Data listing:
★ ★ ★ ★ ★
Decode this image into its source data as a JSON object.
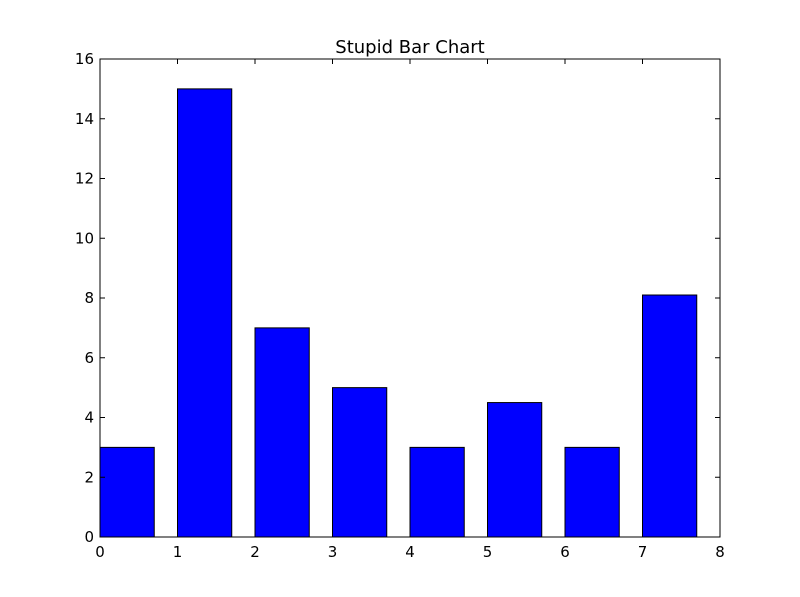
{
  "chart_data": {
    "type": "bar",
    "title": "Stupid Bar Chart",
    "xlabel": "",
    "ylabel": "",
    "x": [
      0,
      1,
      2,
      3,
      4,
      5,
      6,
      7
    ],
    "values": [
      3,
      15,
      7,
      5,
      3,
      4.5,
      3,
      8.1
    ],
    "bar_width": 0.7,
    "xlim": [
      0,
      8
    ],
    "ylim": [
      0,
      16
    ],
    "xticks": [
      0,
      1,
      2,
      3,
      4,
      5,
      6,
      7,
      8
    ],
    "yticks": [
      0,
      2,
      4,
      6,
      8,
      10,
      12,
      14,
      16
    ],
    "grid": false,
    "bar_color": "#0000ff",
    "edge_color": "#000000"
  }
}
★ ★ ★ ★ ★
## Objective
Leaving aside the images, write out the entries above word for word.

## Worked solution
Decode this image into its source data as a JSON object.
{
  "chart_data": {
    "type": "bar",
    "title": "Stupid Bar Chart",
    "xlabel": "",
    "ylabel": "",
    "x": [
      0,
      1,
      2,
      3,
      4,
      5,
      6,
      7
    ],
    "values": [
      3,
      15,
      7,
      5,
      3,
      4.5,
      3,
      8.1
    ],
    "bar_width": 0.7,
    "xlim": [
      0,
      8
    ],
    "ylim": [
      0,
      16
    ],
    "xticks": [
      0,
      1,
      2,
      3,
      4,
      5,
      6,
      7,
      8
    ],
    "yticks": [
      0,
      2,
      4,
      6,
      8,
      10,
      12,
      14,
      16
    ],
    "grid": false,
    "bar_color": "#0000ff",
    "edge_color": "#000000"
  }
}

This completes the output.